— Task description —
Locate and copy each line in the data that contains the word "from".

+-------+

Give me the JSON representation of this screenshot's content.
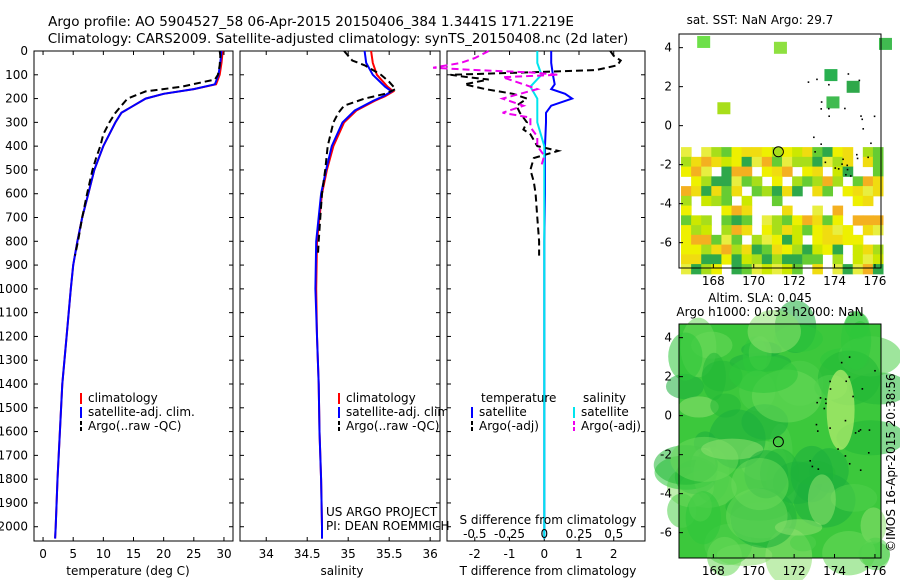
{
  "header": {
    "title_line1": "Argo profile: AO 5904527_58 06-Apr-2015 20150406_384 1.3441S 171.2219E",
    "title_line2": "Climatology: CARS2009. Satellite-adjusted climatology: synTS_20150408.nc (2d later)"
  },
  "colors": {
    "climatology": "#ff0000",
    "satellite": "#0000ff",
    "argo": "#000000",
    "salinity_sat": "#00e5ee",
    "salinity_argo": "#ee00ee"
  },
  "credits": {
    "project": "US ARGO PROJECT",
    "pi": "PI: DEAN ROEMMICH",
    "stamp": "©IMOS 16-Apr-2015 20:38:56"
  },
  "depth_ticks": [
    0,
    100,
    200,
    300,
    400,
    500,
    600,
    700,
    800,
    900,
    1000,
    1100,
    1200,
    1300,
    1400,
    1500,
    1600,
    1700,
    1800,
    1900,
    2000
  ],
  "chart_data": [
    {
      "id": "temperature",
      "type": "line",
      "xlabel": "temperature (deg C)",
      "ylim": [
        0,
        2060
      ],
      "xlim": [
        -1.5,
        31.5
      ],
      "xticks": [
        0,
        5,
        10,
        15,
        20,
        25,
        30
      ],
      "legend": [
        "climatology",
        "satellite-adj. clim.",
        "Argo(..raw -QC)"
      ],
      "series": [
        {
          "name": "climatology",
          "depth": [
            0,
            50,
            100,
            140,
            160,
            180,
            200,
            230,
            260,
            300,
            400,
            500,
            600,
            700,
            800,
            900,
            1000,
            1200,
            1400,
            1600,
            1800,
            2000,
            2050
          ],
          "values": [
            29.8,
            29.6,
            29.3,
            28.7,
            25,
            20,
            17,
            15,
            13,
            12,
            10,
            8.5,
            7.5,
            6.5,
            5.7,
            5,
            4.6,
            3.9,
            3.2,
            2.8,
            2.4,
            2.1,
            2.0
          ]
        },
        {
          "name": "satellite-adj. clim.",
          "depth": [
            0,
            50,
            100,
            140,
            160,
            180,
            200,
            230,
            260,
            300,
            400,
            500,
            600,
            700,
            800,
            900,
            1000,
            1200,
            1400,
            1600,
            1800,
            2000,
            2050
          ],
          "values": [
            29.6,
            29.4,
            29.1,
            28.5,
            25,
            20,
            17,
            15,
            13,
            12,
            10,
            8.5,
            7.5,
            6.5,
            5.7,
            5,
            4.6,
            3.9,
            3.2,
            2.8,
            2.4,
            2.1,
            2.0
          ]
        },
        {
          "name": "Argo(..raw -QC)",
          "depth": [
            0,
            20,
            60,
            100,
            120,
            150,
            170,
            200,
            230,
            260,
            300,
            350,
            400,
            450,
            500,
            600,
            700,
            800,
            860
          ],
          "values": [
            29.3,
            29.4,
            29.3,
            29,
            28.5,
            23,
            17,
            14,
            13,
            12,
            11,
            10,
            9.5,
            8.8,
            8.2,
            7.3,
            6.5,
            5.8,
            5.3
          ]
        }
      ]
    },
    {
      "id": "salinity",
      "type": "line",
      "xlabel": "salinity",
      "ylim": [
        0,
        2060
      ],
      "xlim": [
        33.68,
        36.12
      ],
      "xticks": [
        34,
        34.5,
        35,
        35.5,
        36
      ],
      "legend": [
        "climatology",
        "satellite-adj. clim.",
        "Argo(..raw -QC)"
      ],
      "series": [
        {
          "name": "climatology",
          "depth": [
            0,
            50,
            100,
            150,
            170,
            190,
            210,
            250,
            300,
            400,
            500,
            600,
            800,
            1000,
            1200,
            1400,
            1600,
            1800,
            2000,
            2050
          ],
          "values": [
            35.28,
            35.3,
            35.35,
            35.48,
            35.55,
            35.45,
            35.32,
            35.1,
            34.95,
            34.82,
            34.74,
            34.68,
            34.62,
            34.61,
            34.62,
            34.64,
            34.65,
            34.67,
            34.68,
            34.68
          ]
        },
        {
          "name": "satellite-adj. clim.",
          "depth": [
            0,
            50,
            100,
            150,
            170,
            190,
            210,
            250,
            300,
            400,
            500,
            600,
            800,
            1000,
            1200,
            1400,
            1600,
            1800,
            2000,
            2050
          ],
          "values": [
            35.2,
            35.22,
            35.3,
            35.45,
            35.53,
            35.43,
            35.3,
            35.08,
            34.93,
            34.8,
            34.73,
            34.67,
            34.61,
            34.6,
            34.62,
            34.64,
            34.65,
            34.67,
            34.68,
            34.68
          ]
        },
        {
          "name": "Argo(..raw -QC)",
          "depth": [
            0,
            40,
            60,
            80,
            100,
            130,
            160,
            180,
            200,
            230,
            260,
            300,
            400,
            500,
            600,
            700,
            800,
            860
          ],
          "values": [
            34.95,
            35.05,
            35.2,
            35.3,
            35.4,
            35.5,
            35.58,
            35.45,
            35.2,
            34.95,
            34.88,
            34.82,
            34.75,
            34.72,
            34.68,
            34.66,
            34.64,
            34.63
          ]
        }
      ]
    },
    {
      "id": "difference",
      "type": "line",
      "xlabel": "T difference from climatology",
      "top_label": "S difference from climatology",
      "ylim": [
        0,
        2060
      ],
      "xlim": [
        -2.8,
        2.9
      ],
      "xticks": [
        -2,
        -1,
        0,
        1,
        2
      ],
      "top_ticks": [
        "-0.5",
        "-0.25",
        "0",
        "0.25",
        "0.5"
      ],
      "legend_headers": [
        "temperature",
        "salinity"
      ],
      "legend": [
        "satellite",
        "Argo(-adj)",
        "satellite",
        "Argo(-adj)"
      ],
      "series": [
        {
          "name": "temperature satellite",
          "depth": [
            0,
            50,
            100,
            140,
            160,
            180,
            200,
            230,
            260,
            300,
            400,
            600,
            800,
            1000,
            1400,
            1800,
            2050
          ],
          "values": [
            0.2,
            0.2,
            0.25,
            0.3,
            0.2,
            0.6,
            0.8,
            0.2,
            0.05,
            0.05,
            0.02,
            0.02,
            0,
            0,
            0,
            0,
            0
          ]
        },
        {
          "name": "temperature Argo(-adj)",
          "depth": [
            0,
            20,
            40,
            60,
            70,
            80,
            90,
            100,
            110,
            120,
            140,
            160,
            180,
            200,
            230,
            260,
            300,
            330,
            350,
            400,
            420,
            450,
            500,
            550,
            600,
            700,
            800,
            860
          ],
          "values": [
            1.9,
            2.0,
            2.2,
            2.1,
            1.8,
            1.5,
            -0.5,
            -2.7,
            -2.2,
            -1.6,
            -2.3,
            -1.7,
            -0.9,
            -0.5,
            -0.8,
            -0.7,
            -0.5,
            -0.6,
            -0.4,
            -0.2,
            0.4,
            -0.3,
            -0.4,
            -0.3,
            -0.25,
            -0.2,
            -0.15,
            -0.15
          ]
        },
        {
          "name": "salinity satellite",
          "depth": [
            0,
            50,
            100,
            150,
            200,
            250,
            300,
            400,
            500,
            600,
            800,
            1000,
            1200,
            1400,
            1600,
            1800,
            2000,
            2050
          ],
          "values": [
            -0.05,
            -0.05,
            -0.02,
            -0.1,
            -0.05,
            -0.05,
            -0.05,
            0,
            0,
            0,
            0,
            0,
            0,
            0,
            0,
            0,
            0,
            0
          ]
        },
        {
          "name": "salinity Argo(-adj)",
          "depth": [
            0,
            30,
            50,
            70,
            80,
            90,
            100,
            110,
            130,
            160,
            200,
            230,
            260,
            280,
            320,
            360,
            400,
            440,
            480
          ],
          "values": [
            -0.4,
            -0.5,
            -0.6,
            -0.8,
            -0.5,
            -0.1,
            0.1,
            -0.3,
            -0.2,
            -0.05,
            -0.3,
            -0.15,
            -0.3,
            -0.1,
            -0.1,
            -0.05,
            -0.05,
            0,
            -0.02
          ]
        }
      ]
    },
    {
      "id": "sst_map",
      "type": "heatmap",
      "title": "sat. SST: NaN Argo: 29.7",
      "xlim": [
        166.3,
        176.3
      ],
      "ylim": [
        -7.3,
        4.7
      ],
      "xticks": [
        168,
        170,
        172,
        174,
        176
      ],
      "yticks": [
        -6,
        -4,
        -2,
        0,
        2,
        4
      ],
      "argo_position": {
        "lon": 171.22,
        "lat": -1.34
      }
    },
    {
      "id": "sla_map",
      "type": "heatmap",
      "title": "Altim. SLA: 0.045",
      "subtitle": "Argo h1000: 0.033 h2000: NaN",
      "xlim": [
        166.3,
        176.3
      ],
      "ylim": [
        -7.3,
        4.7
      ],
      "xticks": [
        168,
        170,
        172,
        174,
        176
      ],
      "yticks": [
        -6,
        -4,
        -2,
        0,
        2,
        4
      ],
      "argo_position": {
        "lon": 171.22,
        "lat": -1.34
      }
    }
  ]
}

+-------+

— Task result —
      "xlabel": "T difference from climatology",
      "top_label": "S difference from climatology",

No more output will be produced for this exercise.